-- Material --
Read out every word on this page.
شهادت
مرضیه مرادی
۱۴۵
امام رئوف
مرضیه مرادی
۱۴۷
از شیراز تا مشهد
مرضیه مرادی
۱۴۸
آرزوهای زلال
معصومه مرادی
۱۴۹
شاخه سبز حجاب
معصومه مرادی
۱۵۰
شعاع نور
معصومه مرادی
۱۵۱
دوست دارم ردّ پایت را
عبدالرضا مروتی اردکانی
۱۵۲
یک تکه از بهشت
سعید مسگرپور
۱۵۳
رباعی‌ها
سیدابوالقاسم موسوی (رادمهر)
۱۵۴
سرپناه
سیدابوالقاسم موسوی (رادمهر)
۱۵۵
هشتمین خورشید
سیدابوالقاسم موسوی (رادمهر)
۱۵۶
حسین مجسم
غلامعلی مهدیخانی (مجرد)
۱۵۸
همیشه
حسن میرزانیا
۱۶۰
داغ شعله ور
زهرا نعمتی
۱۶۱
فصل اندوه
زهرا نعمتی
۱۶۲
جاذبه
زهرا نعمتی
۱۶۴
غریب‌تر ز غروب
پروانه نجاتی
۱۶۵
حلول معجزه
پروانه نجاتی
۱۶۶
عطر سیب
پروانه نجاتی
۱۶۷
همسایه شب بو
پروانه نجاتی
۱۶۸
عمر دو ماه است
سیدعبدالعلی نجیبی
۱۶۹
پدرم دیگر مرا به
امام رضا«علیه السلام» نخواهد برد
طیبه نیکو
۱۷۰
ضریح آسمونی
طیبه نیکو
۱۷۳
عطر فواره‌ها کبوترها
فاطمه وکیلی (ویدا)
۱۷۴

--

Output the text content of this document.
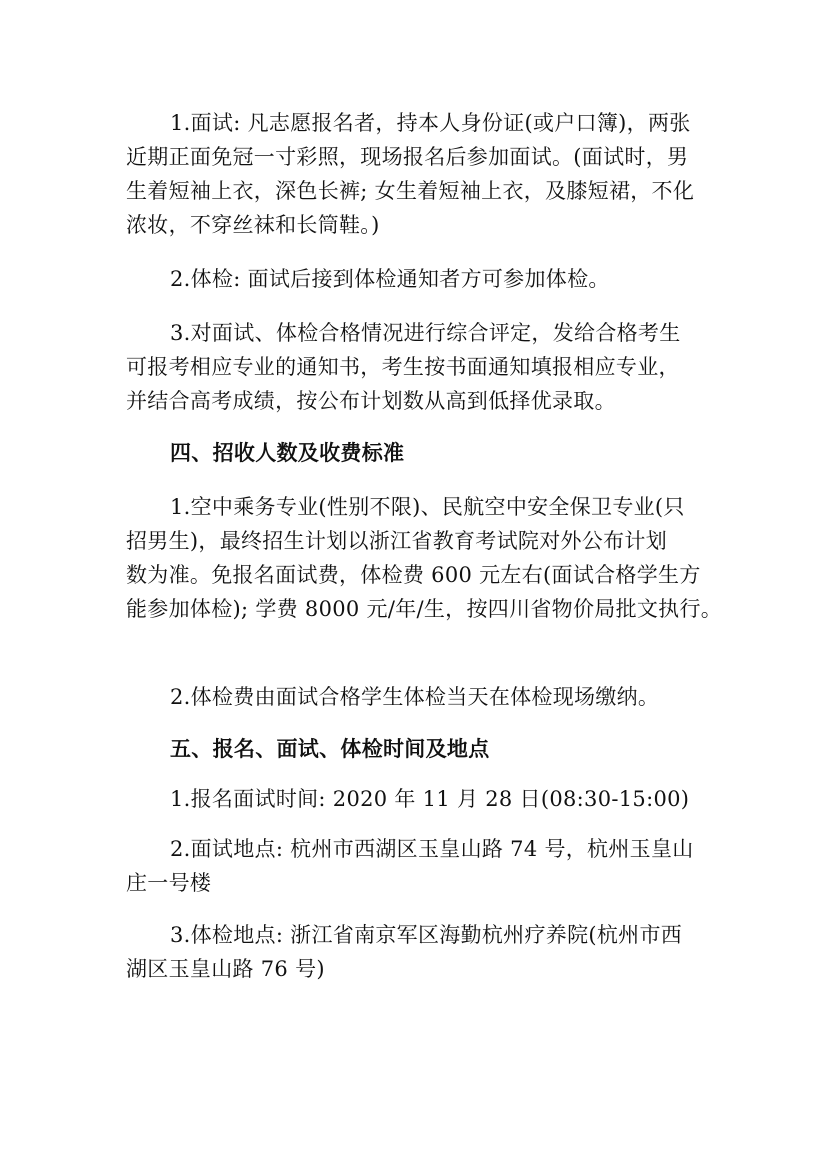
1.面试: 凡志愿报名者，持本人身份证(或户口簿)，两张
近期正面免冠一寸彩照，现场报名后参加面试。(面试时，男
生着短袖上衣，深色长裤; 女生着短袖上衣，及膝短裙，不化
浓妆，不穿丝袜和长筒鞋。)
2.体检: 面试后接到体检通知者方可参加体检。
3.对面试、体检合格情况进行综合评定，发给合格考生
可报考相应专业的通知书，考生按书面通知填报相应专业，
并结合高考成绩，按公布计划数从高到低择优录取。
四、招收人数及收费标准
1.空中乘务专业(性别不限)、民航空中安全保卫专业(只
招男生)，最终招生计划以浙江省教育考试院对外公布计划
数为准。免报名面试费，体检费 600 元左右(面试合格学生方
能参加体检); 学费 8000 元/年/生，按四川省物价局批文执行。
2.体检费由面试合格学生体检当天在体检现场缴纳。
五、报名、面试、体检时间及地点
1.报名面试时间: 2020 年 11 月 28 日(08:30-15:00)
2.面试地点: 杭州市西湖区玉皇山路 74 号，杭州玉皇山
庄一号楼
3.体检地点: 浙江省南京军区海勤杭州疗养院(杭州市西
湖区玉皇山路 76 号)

...

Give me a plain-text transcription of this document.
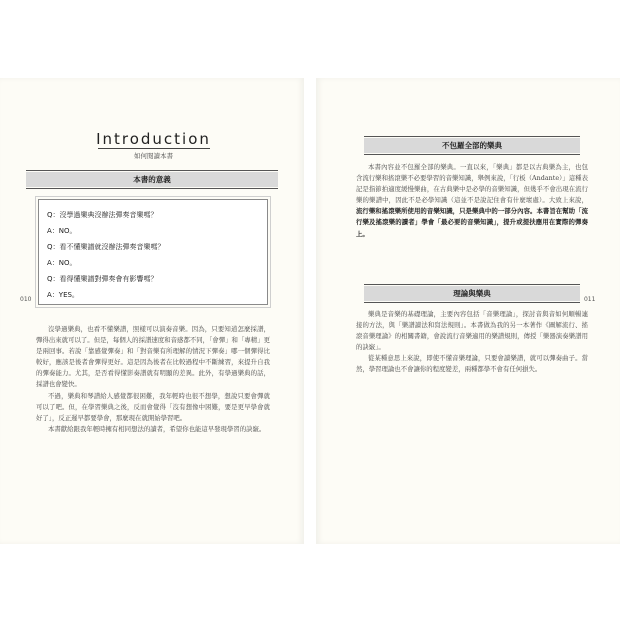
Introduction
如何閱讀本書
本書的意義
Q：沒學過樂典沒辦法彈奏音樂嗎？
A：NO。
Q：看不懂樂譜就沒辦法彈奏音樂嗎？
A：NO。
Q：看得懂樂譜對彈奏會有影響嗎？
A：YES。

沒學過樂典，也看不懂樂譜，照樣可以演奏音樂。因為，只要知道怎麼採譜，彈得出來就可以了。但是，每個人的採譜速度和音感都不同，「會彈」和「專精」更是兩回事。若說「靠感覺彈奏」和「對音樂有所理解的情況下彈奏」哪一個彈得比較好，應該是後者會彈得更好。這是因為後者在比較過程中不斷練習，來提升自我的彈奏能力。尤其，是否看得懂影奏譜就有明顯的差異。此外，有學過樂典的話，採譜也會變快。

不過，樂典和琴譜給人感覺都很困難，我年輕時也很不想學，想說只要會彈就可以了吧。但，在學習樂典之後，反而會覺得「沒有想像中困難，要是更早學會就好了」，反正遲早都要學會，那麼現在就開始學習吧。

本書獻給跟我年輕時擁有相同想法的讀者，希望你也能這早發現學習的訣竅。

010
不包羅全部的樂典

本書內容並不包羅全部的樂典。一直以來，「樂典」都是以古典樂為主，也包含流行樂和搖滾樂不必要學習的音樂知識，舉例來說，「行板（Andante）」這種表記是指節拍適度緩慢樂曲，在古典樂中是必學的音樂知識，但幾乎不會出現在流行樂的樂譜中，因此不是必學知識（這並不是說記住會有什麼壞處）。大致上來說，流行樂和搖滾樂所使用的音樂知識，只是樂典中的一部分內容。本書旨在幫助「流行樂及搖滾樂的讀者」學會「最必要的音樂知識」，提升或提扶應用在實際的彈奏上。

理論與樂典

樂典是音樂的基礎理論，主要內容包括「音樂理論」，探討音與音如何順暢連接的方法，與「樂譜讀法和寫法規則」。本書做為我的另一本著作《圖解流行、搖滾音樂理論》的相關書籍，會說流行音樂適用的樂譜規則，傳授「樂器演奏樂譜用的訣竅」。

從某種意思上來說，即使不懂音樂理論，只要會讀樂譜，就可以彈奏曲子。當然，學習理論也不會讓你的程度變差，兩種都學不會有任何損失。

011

-- Work to be completed --
How many lines in the records above contain the word "امام"? Reply with the number alone.

-- Solved problem --
2